Figure content listings:
▶

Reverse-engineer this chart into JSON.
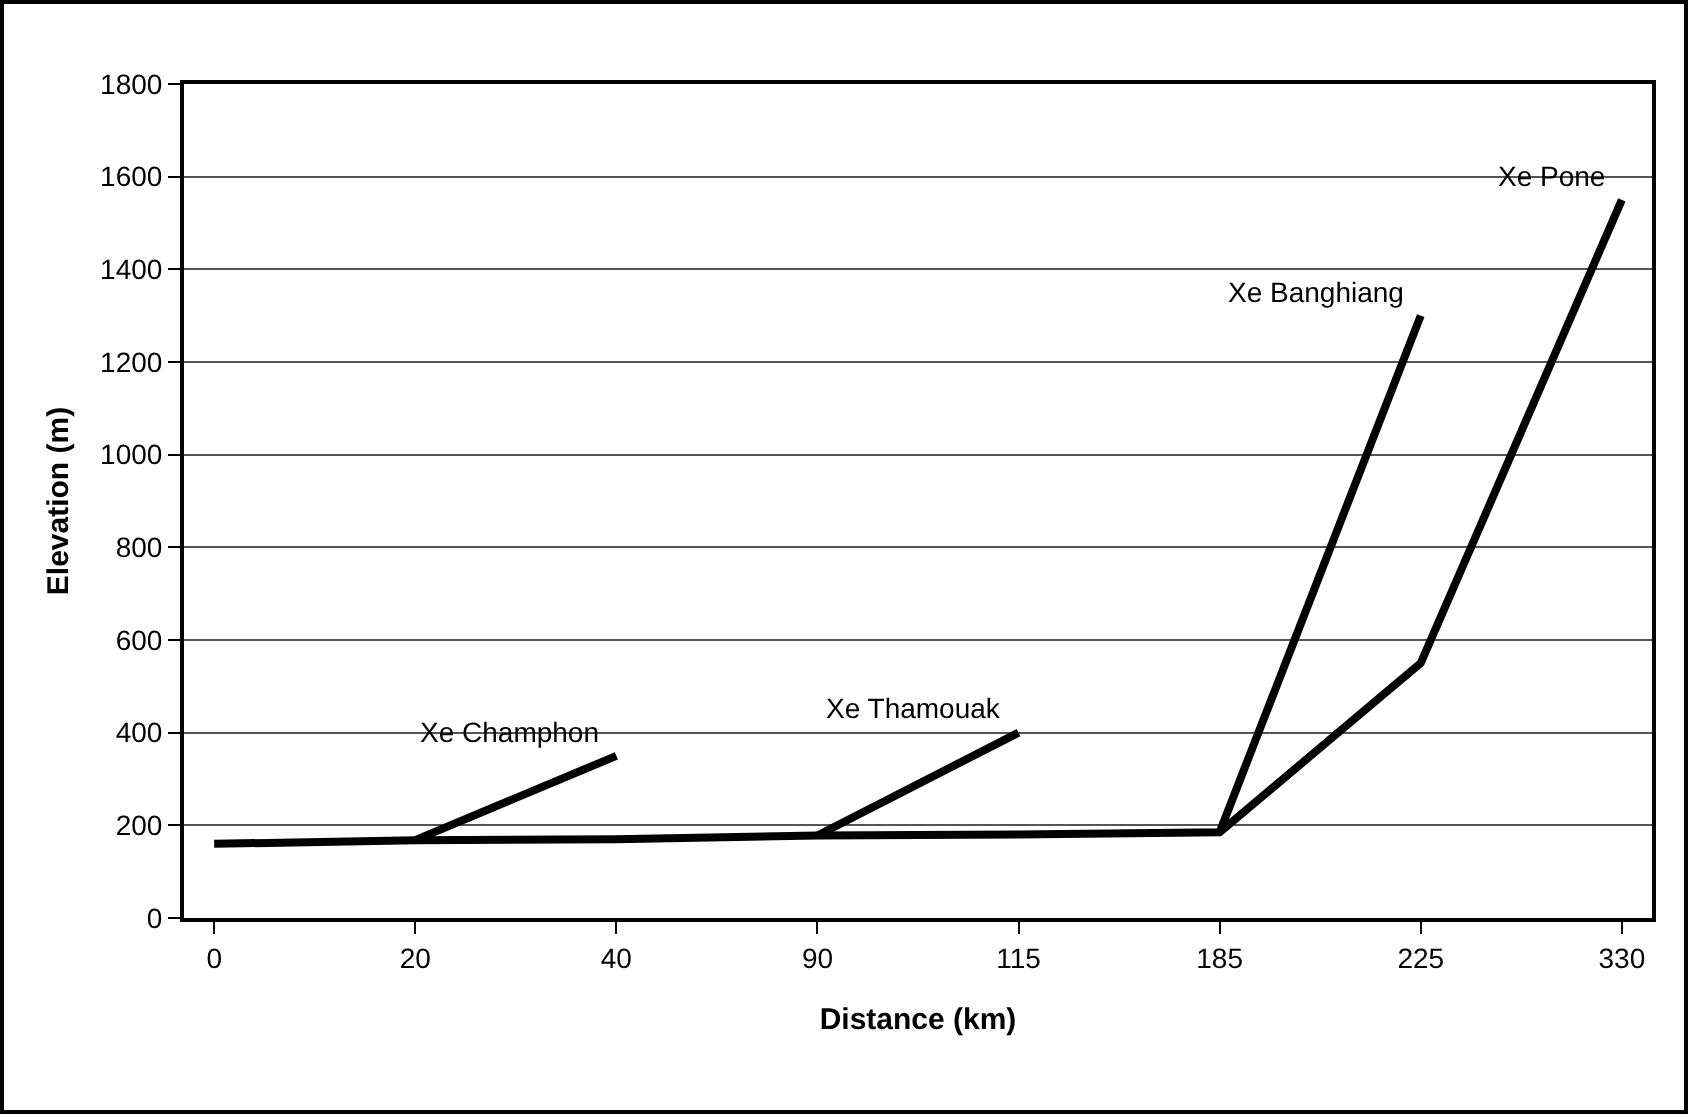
{
  "chart_data": {
    "type": "line",
    "xlabel": "Distance (km)",
    "ylabel": "Elevation (m)",
    "categories": [
      "0",
      "20",
      "40",
      "90",
      "115",
      "185",
      "225",
      "330"
    ],
    "series": [
      {
        "name": "Xe Pone",
        "color": "#000000",
        "values": [
          160,
          168,
          170,
          178,
          180,
          185,
          550,
          1550
        ]
      },
      {
        "name": "Xe Champhon",
        "color": "#000000",
        "values": [
          null,
          168,
          350,
          null,
          null,
          null,
          null,
          null
        ]
      },
      {
        "name": "Xe Thamouak",
        "color": "#000000",
        "values": [
          null,
          null,
          null,
          178,
          400,
          null,
          null,
          null
        ]
      },
      {
        "name": "Xe Banghiang",
        "color": "#000000",
        "values": [
          null,
          null,
          null,
          null,
          null,
          185,
          1300,
          null
        ]
      }
    ],
    "ylim": [
      0,
      1800
    ],
    "yticks": [
      0,
      200,
      400,
      600,
      800,
      1000,
      1200,
      1400,
      1600,
      1800
    ],
    "grid": "y",
    "legend": false,
    "marker": "none",
    "line_style": "solid"
  }
}
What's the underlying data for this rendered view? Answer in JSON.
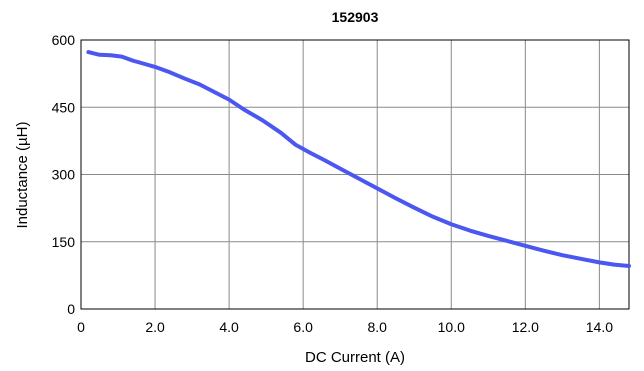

◀

§ **Your objective**: Give all the entries again exactly, dropping each picture.

§ **Expected answer**:
Reverse-engineer this chart into JSON.
{
  "chart_data": {
    "type": "line",
    "xlabel": "Distance (km)",
    "ylabel": "Elevation (m)",
    "categories": [
      "0",
      "20",
      "40",
      "90",
      "115",
      "185",
      "225",
      "330"
    ],
    "series": [
      {
        "name": "Xe Pone",
        "color": "#000000",
        "values": [
          160,
          168,
          170,
          178,
          180,
          185,
          550,
          1550
        ]
      },
      {
        "name": "Xe Champhon",
        "color": "#000000",
        "values": [
          null,
          168,
          350,
          null,
          null,
          null,
          null,
          null
        ]
      },
      {
        "name": "Xe Thamouak",
        "color": "#000000",
        "values": [
          null,
          null,
          null,
          178,
          400,
          null,
          null,
          null
        ]
      },
      {
        "name": "Xe Banghiang",
        "color": "#000000",
        "values": [
          null,
          null,
          null,
          null,
          null,
          185,
          1300,
          null
        ]
      }
    ],
    "ylim": [
      0,
      1800
    ],
    "yticks": [
      0,
      200,
      400,
      600,
      800,
      1000,
      1200,
      1400,
      1600,
      1800
    ],
    "grid": "y",
    "legend": false,
    "marker": "none",
    "line_style": "solid"
  }
}
What's the underlying data for this rendered view? Answer in JSON.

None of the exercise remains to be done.